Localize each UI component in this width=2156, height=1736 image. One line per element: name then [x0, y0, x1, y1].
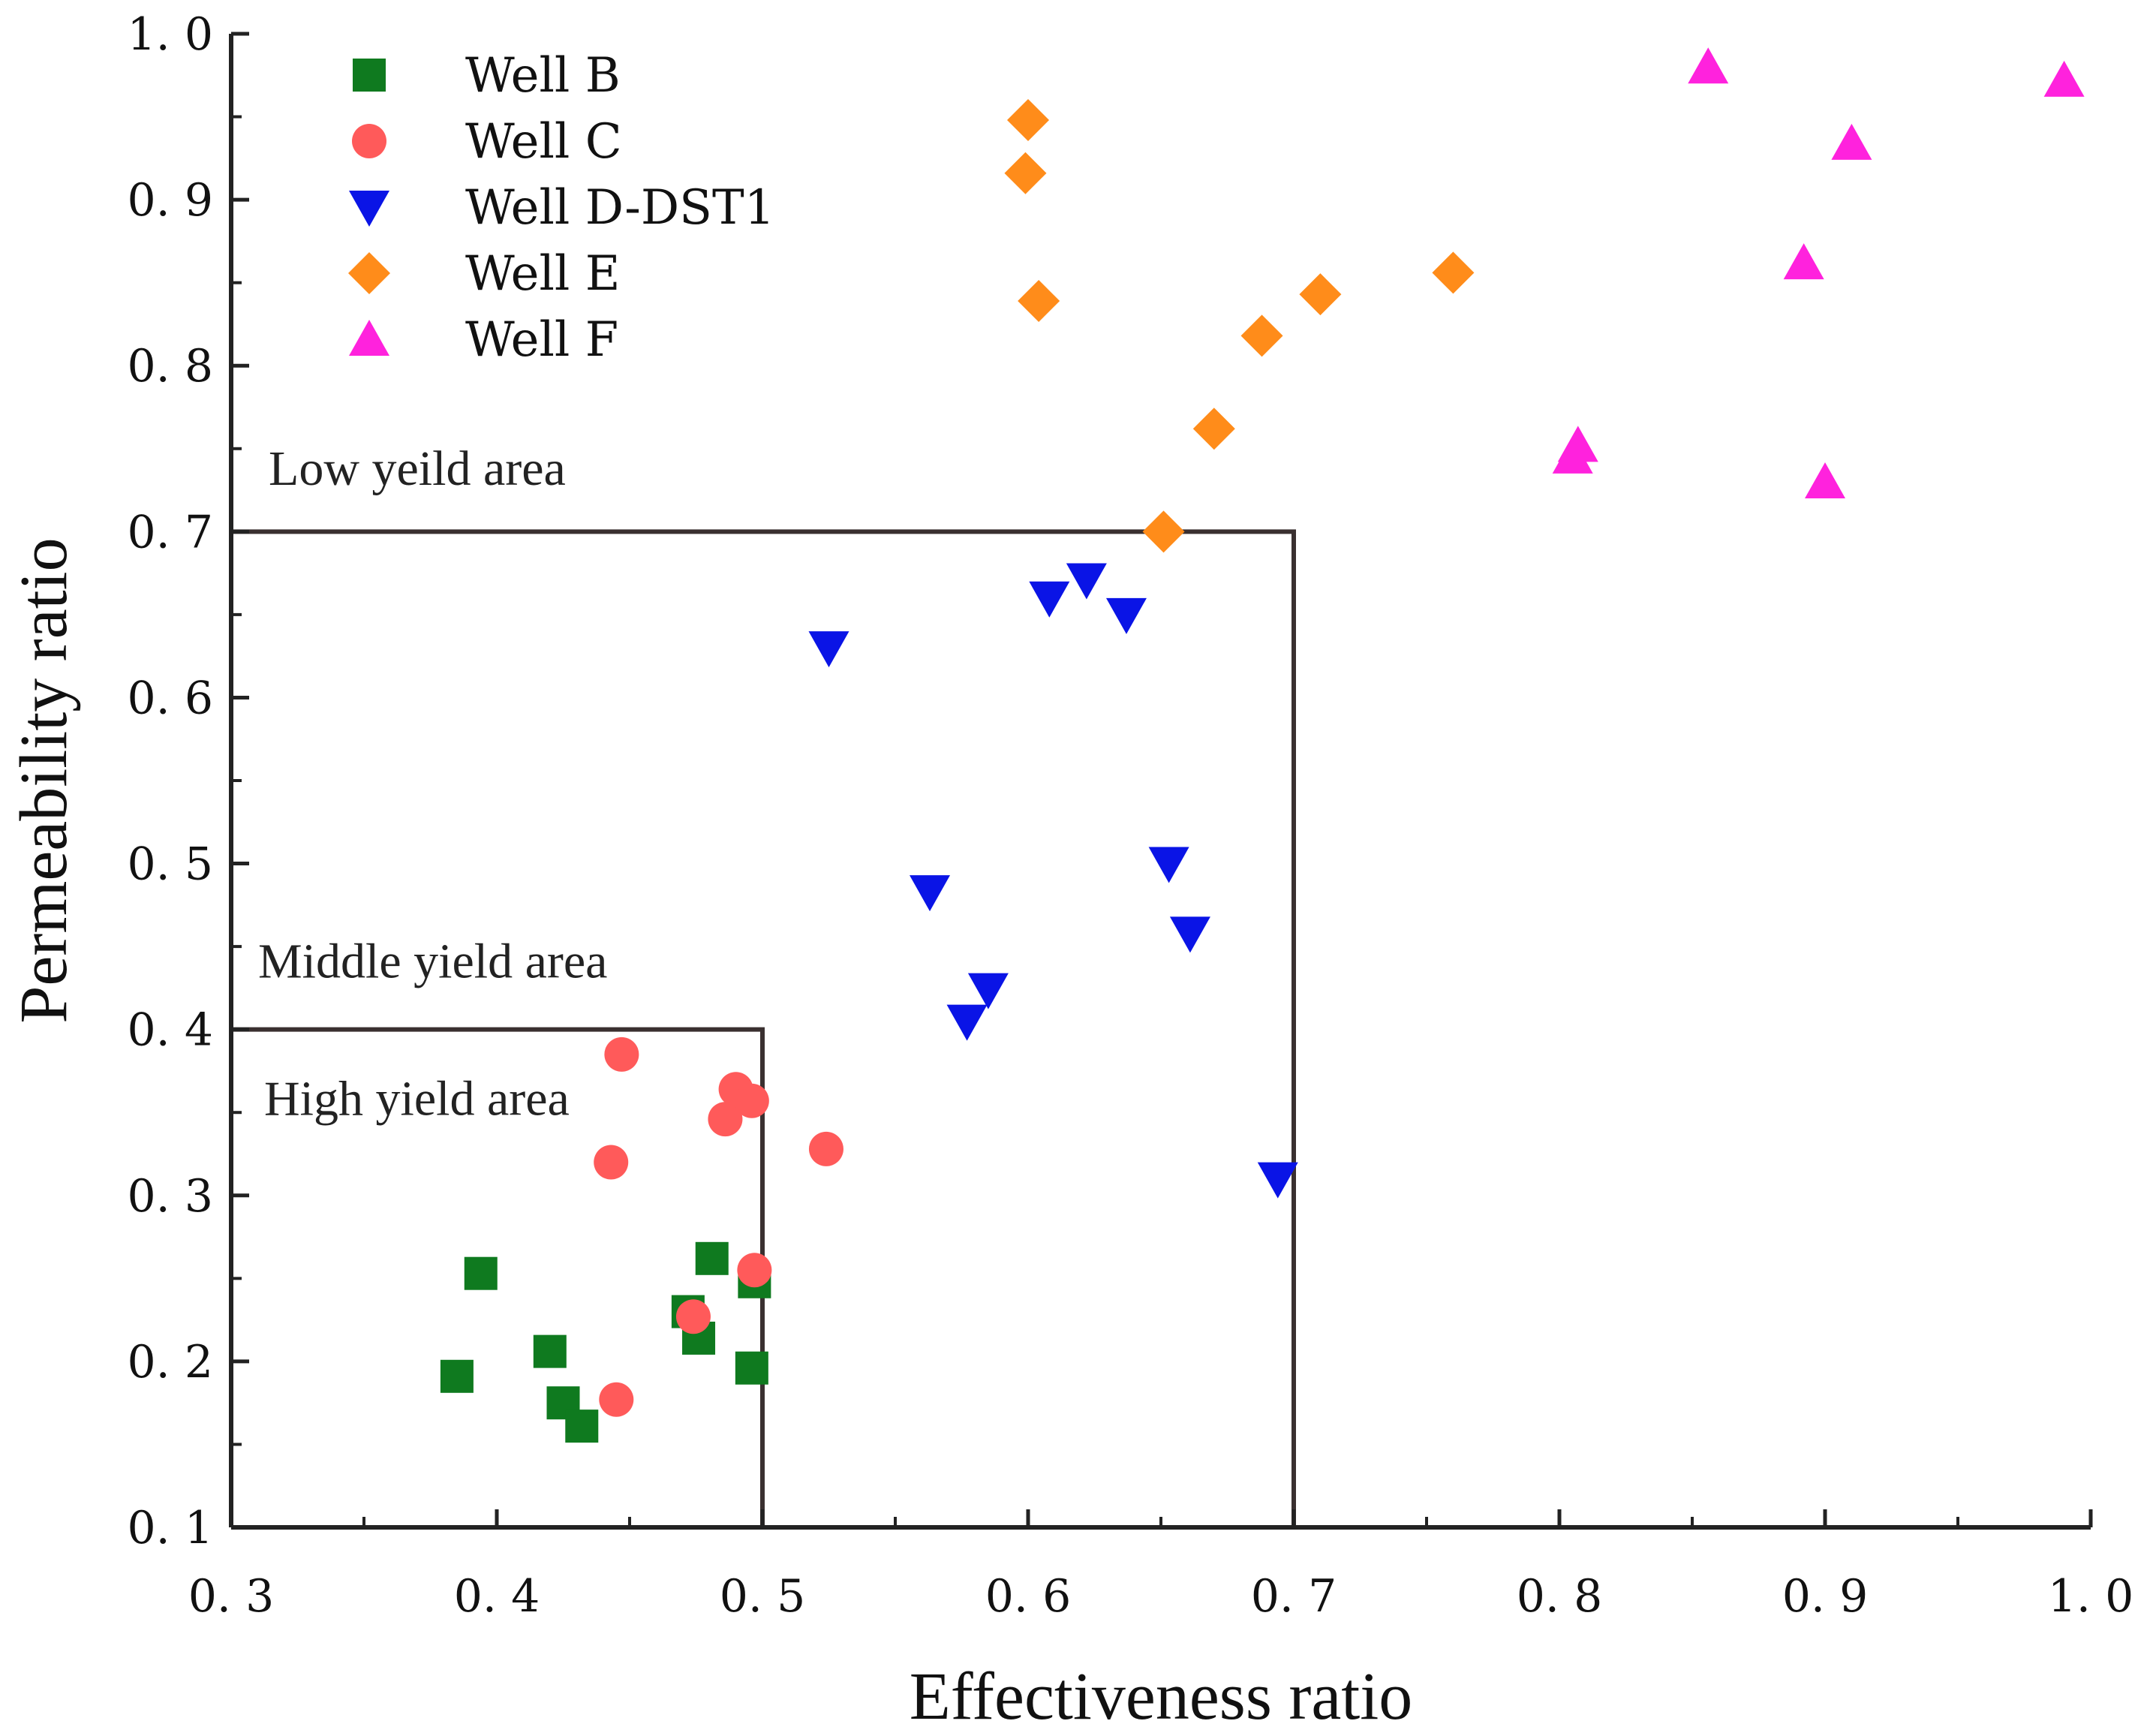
legend-marker-well-e: [348, 252, 390, 294]
x-tick-label: 0. 7: [1251, 1570, 1337, 1623]
x-tick-label: 0. 9: [1782, 1570, 1869, 1623]
y-tick-label: 0. 9: [128, 174, 214, 227]
yield-regions: High yield area Middle yield area Low yeil…: [231, 441, 1296, 1527]
point-well-e: [1299, 273, 1342, 316]
legend-label-well-d-dst1: Well D-DST1: [465, 180, 774, 236]
x-axis-title: Effectiveness ratio: [910, 1659, 1413, 1734]
x-tick-label: 0. 8: [1517, 1570, 1603, 1623]
x-tick-label: 0. 3: [188, 1570, 275, 1623]
point-well-d-dst1: [1029, 581, 1070, 618]
region-label-low-yeild-area: Low yeild area: [269, 441, 566, 496]
legend-marker-well-c: [352, 124, 386, 158]
legend-marker-well-b: [353, 59, 386, 92]
x-tick-label: 1. 0: [2048, 1570, 2134, 1623]
point-well-d-dst1: [1257, 1162, 1298, 1199]
point-well-c: [808, 1131, 843, 1166]
data-points: [440, 47, 2085, 1443]
point-well-e: [1018, 279, 1060, 322]
point-well-d-dst1: [967, 973, 1009, 1009]
axes: 0. 3 0. 4 0. 5 0. 6 0. 7 0. 8 0. 9 1. 0 0. 1 0. 2…: [128, 8, 2134, 1623]
y-axis-title: Permeability ratio: [7, 537, 81, 1023]
point-well-c: [594, 1145, 629, 1180]
point-well-c: [675, 1299, 711, 1334]
point-well-c: [599, 1382, 634, 1417]
region-label-high-yield-area: High yield area: [264, 1071, 570, 1126]
y-tick-label: 0. 4: [128, 1004, 214, 1057]
y-tick-label: 0. 3: [128, 1170, 214, 1223]
legend-marker-well-f: [349, 320, 389, 356]
point-well-d-dst1: [1148, 847, 1189, 883]
point-well-c: [734, 1083, 769, 1118]
point-well-e: [1004, 152, 1047, 194]
point-well-d-dst1: [910, 875, 951, 912]
y-tick-label: 0. 5: [128, 838, 214, 891]
point-well-d-dst1: [1066, 563, 1107, 600]
point-well-e: [1240, 314, 1283, 357]
y-tick-label: 0. 2: [128, 1336, 214, 1388]
point-well-e: [1142, 510, 1185, 553]
legend: Well B Well C Well D-DST1 Well E Well F: [348, 48, 774, 368]
point-well-b: [464, 1256, 498, 1290]
point-well-e: [1432, 251, 1475, 294]
point-well-e: [1007, 98, 1049, 141]
point-well-c: [737, 1253, 772, 1288]
y-tick-label: 0. 6: [128, 672, 214, 724]
region-label-middle-yield-area: Middle yield area: [258, 934, 607, 988]
point-well-c: [708, 1102, 743, 1137]
region-boundary: [231, 529, 1296, 1527]
point-well-b: [440, 1359, 474, 1393]
legend-label-well-c: Well C: [465, 114, 622, 170]
point-well-c: [604, 1036, 639, 1072]
x-tick-label: 0. 4: [454, 1570, 540, 1623]
point-well-d-dst1: [808, 631, 849, 668]
y-tick-label: 0. 7: [128, 506, 214, 558]
point-well-d-dst1: [1169, 916, 1210, 953]
point-well-f: [1688, 47, 1729, 84]
legend-label-well-b: Well B: [465, 48, 621, 104]
point-well-e: [1192, 408, 1235, 450]
legend-label-well-e: Well E: [465, 246, 620, 302]
y-tick-label: 0. 1: [128, 1502, 214, 1554]
y-tick-label: 0. 8: [128, 340, 214, 393]
point-well-b: [735, 1351, 768, 1385]
x-tick-label: 0. 6: [985, 1570, 1072, 1623]
legend-marker-well-d-dst1: [349, 191, 389, 227]
point-well-f: [1557, 426, 1598, 462]
point-well-f: [1783, 243, 1824, 280]
point-well-b: [695, 1241, 729, 1275]
point-well-f: [2043, 60, 2085, 97]
point-well-b: [533, 1334, 567, 1368]
x-tick-label: 0. 5: [720, 1570, 806, 1623]
y-tick-label: 1. 0: [128, 8, 214, 61]
point-well-d-dst1: [946, 1004, 988, 1041]
point-well-d-dst1: [1105, 597, 1147, 634]
point-well-f: [1805, 462, 1845, 498]
point-well-b: [565, 1410, 599, 1443]
legend-label-well-f: Well F: [465, 312, 618, 368]
point-well-f: [1831, 123, 1872, 160]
━━━━━━━━━━
== SET TASK ==
Copy the data from the line containing "legend-marker-well-e: [348, 252, 390, 294]" down through the line containing "axes: 0. 3 0.", swapping "x-tick-label" for "x-axis-tick" and changing nothing else.

== OUTPUT FOR THIS EXERCISE ==
legend-marker-well-e: [348, 252, 390, 294]
x-axis-tick: 0. 7: [1251, 1570, 1337, 1623]
x-axis-tick: 0. 9: [1782, 1570, 1869, 1623]
y-tick-label: 0. 9: [128, 174, 214, 227]
yield-regions: High yield area Middle yield area Low yeil…: [231, 441, 1296, 1527]
point-well-e: [1299, 273, 1342, 316]
legend-label-well-d-dst1: Well D-DST1: [465, 180, 774, 236]
x-axis-title: Effectiveness ratio: [910, 1659, 1413, 1734]
x-axis-tick: 0. 8: [1517, 1570, 1603, 1623]
x-axis-tick: 0. 3: [188, 1570, 275, 1623]
point-well-d-dst1: [1029, 581, 1070, 618]
region-label-low-yeild-area: Low yeild area: [269, 441, 566, 496]
legend-marker-well-c: [352, 124, 386, 158]
legend-marker-well-b: [353, 59, 386, 92]
x-axis-tick: 1. 0: [2048, 1570, 2134, 1623]
point-well-d-dst1: [1257, 1162, 1298, 1199]
point-well-c: [808, 1131, 843, 1166]
data-points: [440, 47, 2085, 1443]
point-well-e: [1018, 279, 1060, 322]
point-well-d-dst1: [967, 973, 1009, 1009]
axes: 0. 3 0. 4 0. 5 0. 6 0. 7 0. 8 0. 9 1. 0 0. 1 0. 2…: [128, 8, 2134, 1623]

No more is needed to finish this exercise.